• SOURCE RECORDS
______________________________
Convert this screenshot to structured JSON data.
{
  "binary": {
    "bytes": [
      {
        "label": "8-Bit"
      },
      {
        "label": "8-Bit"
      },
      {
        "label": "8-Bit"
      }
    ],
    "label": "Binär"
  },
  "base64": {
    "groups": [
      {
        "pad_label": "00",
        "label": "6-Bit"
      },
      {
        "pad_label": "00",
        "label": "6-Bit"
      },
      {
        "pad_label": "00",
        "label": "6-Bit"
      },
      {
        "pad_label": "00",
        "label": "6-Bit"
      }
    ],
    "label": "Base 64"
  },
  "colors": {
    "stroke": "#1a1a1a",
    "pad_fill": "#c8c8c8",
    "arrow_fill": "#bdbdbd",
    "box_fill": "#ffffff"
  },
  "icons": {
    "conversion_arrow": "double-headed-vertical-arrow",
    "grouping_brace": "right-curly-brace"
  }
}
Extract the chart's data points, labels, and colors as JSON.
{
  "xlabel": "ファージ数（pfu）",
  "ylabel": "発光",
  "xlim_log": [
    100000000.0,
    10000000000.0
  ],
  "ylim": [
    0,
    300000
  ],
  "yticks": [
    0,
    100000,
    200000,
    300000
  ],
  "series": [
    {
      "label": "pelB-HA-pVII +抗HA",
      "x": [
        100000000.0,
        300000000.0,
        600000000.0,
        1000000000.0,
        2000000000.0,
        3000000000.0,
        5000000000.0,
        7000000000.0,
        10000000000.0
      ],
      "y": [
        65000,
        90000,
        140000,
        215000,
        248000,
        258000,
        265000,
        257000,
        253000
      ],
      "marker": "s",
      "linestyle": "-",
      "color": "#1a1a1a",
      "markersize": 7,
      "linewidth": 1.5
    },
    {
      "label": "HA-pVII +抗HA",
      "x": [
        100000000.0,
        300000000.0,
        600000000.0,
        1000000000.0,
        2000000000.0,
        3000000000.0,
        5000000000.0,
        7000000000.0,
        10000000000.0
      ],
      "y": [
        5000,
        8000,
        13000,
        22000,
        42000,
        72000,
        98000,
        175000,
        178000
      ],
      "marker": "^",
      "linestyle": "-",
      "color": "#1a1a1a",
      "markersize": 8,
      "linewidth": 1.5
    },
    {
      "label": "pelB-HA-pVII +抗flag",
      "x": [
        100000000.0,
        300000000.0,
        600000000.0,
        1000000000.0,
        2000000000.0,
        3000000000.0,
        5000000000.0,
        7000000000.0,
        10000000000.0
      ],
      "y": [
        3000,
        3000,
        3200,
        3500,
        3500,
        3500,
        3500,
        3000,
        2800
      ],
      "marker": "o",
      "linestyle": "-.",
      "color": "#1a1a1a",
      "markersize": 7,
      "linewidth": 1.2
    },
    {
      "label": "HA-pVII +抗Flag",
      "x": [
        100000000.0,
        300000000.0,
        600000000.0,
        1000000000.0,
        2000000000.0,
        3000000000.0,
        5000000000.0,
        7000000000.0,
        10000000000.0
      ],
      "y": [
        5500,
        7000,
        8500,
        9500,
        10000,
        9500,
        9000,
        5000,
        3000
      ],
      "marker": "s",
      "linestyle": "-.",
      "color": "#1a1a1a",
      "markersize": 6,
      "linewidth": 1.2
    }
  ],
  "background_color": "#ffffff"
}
______________________________
• PROMPT
Every entry above should be retyped exactly as shown.

• ANSWER TO THE EXERCISE
Convert this screenshot to structured JSON data.
{
  "binary": {
    "bytes": [
      {
        "label": "8-Bit"
      },
      {
        "label": "8-Bit"
      },
      {
        "label": "8-Bit"
      }
    ],
    "label": "Binär"
  },
  "base64": {
    "groups": [
      {
        "pad_label": "00",
        "label": "6-Bit"
      },
      {
        "pad_label": "00",
        "label": "6-Bit"
      },
      {
        "pad_label": "00",
        "label": "6-Bit"
      },
      {
        "pad_label": "00",
        "label": "6-Bit"
      }
    ],
    "label": "Base 64"
  },
  "colors": {
    "stroke": "#1a1a1a",
    "pad_fill": "#c8c8c8",
    "arrow_fill": "#bdbdbd",
    "box_fill": "#ffffff"
  },
  "icons": {
    "conversion_arrow": "double-headed-vertical-arrow",
    "grouping_brace": "right-curly-brace"
  }
}
Extract the chart's data points, labels, and colors as JSON.
{
  "xlabel": "ファージ数（pfu）",
  "ylabel": "発光",
  "xlim_log": [
    100000000.0,
    10000000000.0
  ],
  "ylim": [
    0,
    300000
  ],
  "yticks": [
    0,
    100000,
    200000,
    300000
  ],
  "series": [
    {
      "label": "pelB-HA-pVII +抗HA",
      "x": [
        100000000.0,
        300000000.0,
        600000000.0,
        1000000000.0,
        2000000000.0,
        3000000000.0,
        5000000000.0,
        7000000000.0,
        10000000000.0
      ],
      "y": [
        65000,
        90000,
        140000,
        215000,
        248000,
        258000,
        265000,
        257000,
        253000
      ],
      "marker": "s",
      "linestyle": "-",
      "color": "#1a1a1a",
      "markersize": 7,
      "linewidth": 1.5
    },
    {
      "label": "HA-pVII +抗HA",
      "x": [
        100000000.0,
        300000000.0,
        600000000.0,
        1000000000.0,
        2000000000.0,
        3000000000.0,
        5000000000.0,
        7000000000.0,
        10000000000.0
      ],
      "y": [
        5000,
        8000,
        13000,
        22000,
        42000,
        72000,
        98000,
        175000,
        178000
      ],
      "marker": "^",
      "linestyle": "-",
      "color": "#1a1a1a",
      "markersize": 8,
      "linewidth": 1.5
    },
    {
      "label": "pelB-HA-pVII +抗flag",
      "x": [
        100000000.0,
        300000000.0,
        600000000.0,
        1000000000.0,
        2000000000.0,
        3000000000.0,
        5000000000.0,
        7000000000.0,
        10000000000.0
      ],
      "y": [
        3000,
        3000,
        3200,
        3500,
        3500,
        3500,
        3500,
        3000,
        2800
      ],
      "marker": "o",
      "linestyle": "-.",
      "color": "#1a1a1a",
      "markersize": 7,
      "linewidth": 1.2
    },
    {
      "label": "HA-pVII +抗Flag",
      "x": [
        100000000.0,
        300000000.0,
        600000000.0,
        1000000000.0,
        2000000000.0,
        3000000000.0,
        5000000000.0,
        7000000000.0,
        10000000000.0
      ],
      "y": [
        5500,
        7000,
        8500,
        9500,
        10000,
        9500,
        9000,
        5000,
        3000
      ],
      "marker": "s",
      "linestyle": "-.",
      "color": "#1a1a1a",
      "markersize": 6,
      "linewidth": 1.2
    }
  ],
  "background_color": "#ffffff"
}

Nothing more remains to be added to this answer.